**What you have to do**: Repeat the whole listing exactly.

(Structured figure records)
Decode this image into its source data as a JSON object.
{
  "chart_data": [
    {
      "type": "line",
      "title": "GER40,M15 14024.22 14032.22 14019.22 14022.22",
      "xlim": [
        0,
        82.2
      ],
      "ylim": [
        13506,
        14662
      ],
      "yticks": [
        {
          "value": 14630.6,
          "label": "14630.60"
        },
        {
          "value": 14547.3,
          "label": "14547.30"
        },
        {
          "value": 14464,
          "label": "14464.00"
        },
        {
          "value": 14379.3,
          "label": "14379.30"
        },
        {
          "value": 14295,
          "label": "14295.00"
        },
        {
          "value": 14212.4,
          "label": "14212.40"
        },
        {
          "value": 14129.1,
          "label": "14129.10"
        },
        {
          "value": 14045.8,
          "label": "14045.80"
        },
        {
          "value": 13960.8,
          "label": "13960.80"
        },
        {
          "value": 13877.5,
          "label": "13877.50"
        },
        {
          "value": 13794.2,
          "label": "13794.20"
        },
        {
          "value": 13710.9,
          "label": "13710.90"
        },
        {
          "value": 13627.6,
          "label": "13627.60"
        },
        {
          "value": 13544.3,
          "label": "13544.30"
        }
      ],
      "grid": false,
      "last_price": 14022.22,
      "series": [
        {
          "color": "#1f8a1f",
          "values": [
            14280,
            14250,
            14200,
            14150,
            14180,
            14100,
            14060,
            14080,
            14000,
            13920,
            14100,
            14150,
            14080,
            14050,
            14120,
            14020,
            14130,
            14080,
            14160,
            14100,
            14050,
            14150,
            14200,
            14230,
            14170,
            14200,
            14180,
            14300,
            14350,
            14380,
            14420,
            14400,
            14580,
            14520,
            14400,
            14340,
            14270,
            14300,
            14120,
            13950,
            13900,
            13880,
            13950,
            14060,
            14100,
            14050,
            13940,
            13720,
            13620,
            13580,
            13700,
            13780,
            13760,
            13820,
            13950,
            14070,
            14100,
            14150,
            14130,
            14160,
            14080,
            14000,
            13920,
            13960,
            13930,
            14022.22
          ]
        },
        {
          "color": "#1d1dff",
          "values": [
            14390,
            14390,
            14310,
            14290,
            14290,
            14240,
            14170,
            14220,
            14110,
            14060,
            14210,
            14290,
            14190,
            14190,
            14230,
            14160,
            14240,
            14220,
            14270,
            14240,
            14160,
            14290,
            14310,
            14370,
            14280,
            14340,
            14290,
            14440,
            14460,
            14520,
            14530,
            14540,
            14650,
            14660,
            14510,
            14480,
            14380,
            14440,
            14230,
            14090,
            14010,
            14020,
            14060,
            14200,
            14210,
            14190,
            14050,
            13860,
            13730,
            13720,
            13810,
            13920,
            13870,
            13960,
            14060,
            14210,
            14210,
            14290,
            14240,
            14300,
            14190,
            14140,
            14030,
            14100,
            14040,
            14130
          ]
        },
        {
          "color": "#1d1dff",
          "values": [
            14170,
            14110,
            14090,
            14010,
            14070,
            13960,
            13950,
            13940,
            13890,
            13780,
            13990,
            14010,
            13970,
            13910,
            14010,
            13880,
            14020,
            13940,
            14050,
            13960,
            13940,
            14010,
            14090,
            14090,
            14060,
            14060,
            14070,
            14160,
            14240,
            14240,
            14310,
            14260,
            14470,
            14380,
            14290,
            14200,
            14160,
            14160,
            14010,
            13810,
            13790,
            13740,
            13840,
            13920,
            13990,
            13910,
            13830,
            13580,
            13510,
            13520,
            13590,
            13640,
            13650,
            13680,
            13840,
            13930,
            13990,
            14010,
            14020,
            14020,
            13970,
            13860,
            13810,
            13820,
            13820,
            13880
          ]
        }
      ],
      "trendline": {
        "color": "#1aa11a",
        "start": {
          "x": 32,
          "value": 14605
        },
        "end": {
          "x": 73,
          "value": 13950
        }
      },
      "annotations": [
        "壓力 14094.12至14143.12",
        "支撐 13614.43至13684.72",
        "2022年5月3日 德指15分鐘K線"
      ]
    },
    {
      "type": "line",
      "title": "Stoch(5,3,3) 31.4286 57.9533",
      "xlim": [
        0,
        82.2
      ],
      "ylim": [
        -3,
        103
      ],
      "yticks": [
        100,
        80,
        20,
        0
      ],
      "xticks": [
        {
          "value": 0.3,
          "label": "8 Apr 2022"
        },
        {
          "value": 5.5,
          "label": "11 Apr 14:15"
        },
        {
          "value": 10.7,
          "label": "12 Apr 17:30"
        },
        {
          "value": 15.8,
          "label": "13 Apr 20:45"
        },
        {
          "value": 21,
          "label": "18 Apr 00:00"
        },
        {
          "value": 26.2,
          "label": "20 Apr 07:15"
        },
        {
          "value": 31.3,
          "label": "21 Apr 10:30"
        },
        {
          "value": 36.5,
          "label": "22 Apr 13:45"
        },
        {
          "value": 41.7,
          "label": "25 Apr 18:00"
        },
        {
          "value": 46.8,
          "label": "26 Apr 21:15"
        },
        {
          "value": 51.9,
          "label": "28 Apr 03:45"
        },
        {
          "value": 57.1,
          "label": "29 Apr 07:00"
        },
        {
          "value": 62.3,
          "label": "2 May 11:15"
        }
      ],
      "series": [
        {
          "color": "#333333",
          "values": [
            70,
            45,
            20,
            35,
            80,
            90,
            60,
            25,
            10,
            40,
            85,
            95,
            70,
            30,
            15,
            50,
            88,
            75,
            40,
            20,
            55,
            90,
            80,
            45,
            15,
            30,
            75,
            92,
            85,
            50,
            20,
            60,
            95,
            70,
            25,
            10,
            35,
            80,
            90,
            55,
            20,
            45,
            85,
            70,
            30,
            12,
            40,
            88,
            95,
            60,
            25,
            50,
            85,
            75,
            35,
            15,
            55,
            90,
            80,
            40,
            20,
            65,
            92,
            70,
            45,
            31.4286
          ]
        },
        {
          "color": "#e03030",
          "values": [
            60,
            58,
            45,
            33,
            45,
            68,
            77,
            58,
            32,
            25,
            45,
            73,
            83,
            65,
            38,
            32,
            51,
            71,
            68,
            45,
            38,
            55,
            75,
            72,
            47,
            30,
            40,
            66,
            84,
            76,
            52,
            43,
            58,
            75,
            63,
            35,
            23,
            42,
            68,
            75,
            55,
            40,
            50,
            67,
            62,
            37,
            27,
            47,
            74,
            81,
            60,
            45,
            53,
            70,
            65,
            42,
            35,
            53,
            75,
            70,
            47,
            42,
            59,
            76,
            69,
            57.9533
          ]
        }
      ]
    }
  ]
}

**Final result**:
Decode this image into its source data as a JSON object.
{
  "chart_data": [
    {
      "type": "line",
      "title": "GER40,M15 14024.22 14032.22 14019.22 14022.22",
      "xlim": [
        0,
        82.2
      ],
      "ylim": [
        13506,
        14662
      ],
      "yticks": [
        {
          "value": 14630.6,
          "label": "14630.60"
        },
        {
          "value": 14547.3,
          "label": "14547.30"
        },
        {
          "value": 14464,
          "label": "14464.00"
        },
        {
          "value": 14379.3,
          "label": "14379.30"
        },
        {
          "value": 14295,
          "label": "14295.00"
        },
        {
          "value": 14212.4,
          "label": "14212.40"
        },
        {
          "value": 14129.1,
          "label": "14129.10"
        },
        {
          "value": 14045.8,
          "label": "14045.80"
        },
        {
          "value": 13960.8,
          "label": "13960.80"
        },
        {
          "value": 13877.5,
          "label": "13877.50"
        },
        {
          "value": 13794.2,
          "label": "13794.20"
        },
        {
          "value": 13710.9,
          "label": "13710.90"
        },
        {
          "value": 13627.6,
          "label": "13627.60"
        },
        {
          "value": 13544.3,
          "label": "13544.30"
        }
      ],
      "grid": false,
      "last_price": 14022.22,
      "series": [
        {
          "color": "#1f8a1f",
          "values": [
            14280,
            14250,
            14200,
            14150,
            14180,
            14100,
            14060,
            14080,
            14000,
            13920,
            14100,
            14150,
            14080,
            14050,
            14120,
            14020,
            14130,
            14080,
            14160,
            14100,
            14050,
            14150,
            14200,
            14230,
            14170,
            14200,
            14180,
            14300,
            14350,
            14380,
            14420,
            14400,
            14580,
            14520,
            14400,
            14340,
            14270,
            14300,
            14120,
            13950,
            13900,
            13880,
            13950,
            14060,
            14100,
            14050,
            13940,
            13720,
            13620,
            13580,
            13700,
            13780,
            13760,
            13820,
            13950,
            14070,
            14100,
            14150,
            14130,
            14160,
            14080,
            14000,
            13920,
            13960,
            13930,
            14022.22
          ]
        },
        {
          "color": "#1d1dff",
          "values": [
            14390,
            14390,
            14310,
            14290,
            14290,
            14240,
            14170,
            14220,
            14110,
            14060,
            14210,
            14290,
            14190,
            14190,
            14230,
            14160,
            14240,
            14220,
            14270,
            14240,
            14160,
            14290,
            14310,
            14370,
            14280,
            14340,
            14290,
            14440,
            14460,
            14520,
            14530,
            14540,
            14650,
            14660,
            14510,
            14480,
            14380,
            14440,
            14230,
            14090,
            14010,
            14020,
            14060,
            14200,
            14210,
            14190,
            14050,
            13860,
            13730,
            13720,
            13810,
            13920,
            13870,
            13960,
            14060,
            14210,
            14210,
            14290,
            14240,
            14300,
            14190,
            14140,
            14030,
            14100,
            14040,
            14130
          ]
        },
        {
          "color": "#1d1dff",
          "values": [
            14170,
            14110,
            14090,
            14010,
            14070,
            13960,
            13950,
            13940,
            13890,
            13780,
            13990,
            14010,
            13970,
            13910,
            14010,
            13880,
            14020,
            13940,
            14050,
            13960,
            13940,
            14010,
            14090,
            14090,
            14060,
            14060,
            14070,
            14160,
            14240,
            14240,
            14310,
            14260,
            14470,
            14380,
            14290,
            14200,
            14160,
            14160,
            14010,
            13810,
            13790,
            13740,
            13840,
            13920,
            13990,
            13910,
            13830,
            13580,
            13510,
            13520,
            13590,
            13640,
            13650,
            13680,
            13840,
            13930,
            13990,
            14010,
            14020,
            14020,
            13970,
            13860,
            13810,
            13820,
            13820,
            13880
          ]
        }
      ],
      "trendline": {
        "color": "#1aa11a",
        "start": {
          "x": 32,
          "value": 14605
        },
        "end": {
          "x": 73,
          "value": 13950
        }
      },
      "annotations": [
        "壓力 14094.12至14143.12",
        "支撐 13614.43至13684.72",
        "2022年5月3日 德指15分鐘K線"
      ]
    },
    {
      "type": "line",
      "title": "Stoch(5,3,3) 31.4286 57.9533",
      "xlim": [
        0,
        82.2
      ],
      "ylim": [
        -3,
        103
      ],
      "yticks": [
        100,
        80,
        20,
        0
      ],
      "xticks": [
        {
          "value": 0.3,
          "label": "8 Apr 2022"
        },
        {
          "value": 5.5,
          "label": "11 Apr 14:15"
        },
        {
          "value": 10.7,
          "label": "12 Apr 17:30"
        },
        {
          "value": 15.8,
          "label": "13 Apr 20:45"
        },
        {
          "value": 21,
          "label": "18 Apr 00:00"
        },
        {
          "value": 26.2,
          "label": "20 Apr 07:15"
        },
        {
          "value": 31.3,
          "label": "21 Apr 10:30"
        },
        {
          "value": 36.5,
          "label": "22 Apr 13:45"
        },
        {
          "value": 41.7,
          "label": "25 Apr 18:00"
        },
        {
          "value": 46.8,
          "label": "26 Apr 21:15"
        },
        {
          "value": 51.9,
          "label": "28 Apr 03:45"
        },
        {
          "value": 57.1,
          "label": "29 Apr 07:00"
        },
        {
          "value": 62.3,
          "label": "2 May 11:15"
        }
      ],
      "series": [
        {
          "color": "#333333",
          "values": [
            70,
            45,
            20,
            35,
            80,
            90,
            60,
            25,
            10,
            40,
            85,
            95,
            70,
            30,
            15,
            50,
            88,
            75,
            40,
            20,
            55,
            90,
            80,
            45,
            15,
            30,
            75,
            92,
            85,
            50,
            20,
            60,
            95,
            70,
            25,
            10,
            35,
            80,
            90,
            55,
            20,
            45,
            85,
            70,
            30,
            12,
            40,
            88,
            95,
            60,
            25,
            50,
            85,
            75,
            35,
            15,
            55,
            90,
            80,
            40,
            20,
            65,
            92,
            70,
            45,
            31.4286
          ]
        },
        {
          "color": "#e03030",
          "values": [
            60,
            58,
            45,
            33,
            45,
            68,
            77,
            58,
            32,
            25,
            45,
            73,
            83,
            65,
            38,
            32,
            51,
            71,
            68,
            45,
            38,
            55,
            75,
            72,
            47,
            30,
            40,
            66,
            84,
            76,
            52,
            43,
            58,
            75,
            63,
            35,
            23,
            42,
            68,
            75,
            55,
            40,
            50,
            67,
            62,
            37,
            27,
            47,
            74,
            81,
            60,
            45,
            53,
            70,
            65,
            42,
            35,
            53,
            75,
            70,
            47,
            42,
            59,
            76,
            69,
            57.9533
          ]
        }
      ]
    }
  ]
}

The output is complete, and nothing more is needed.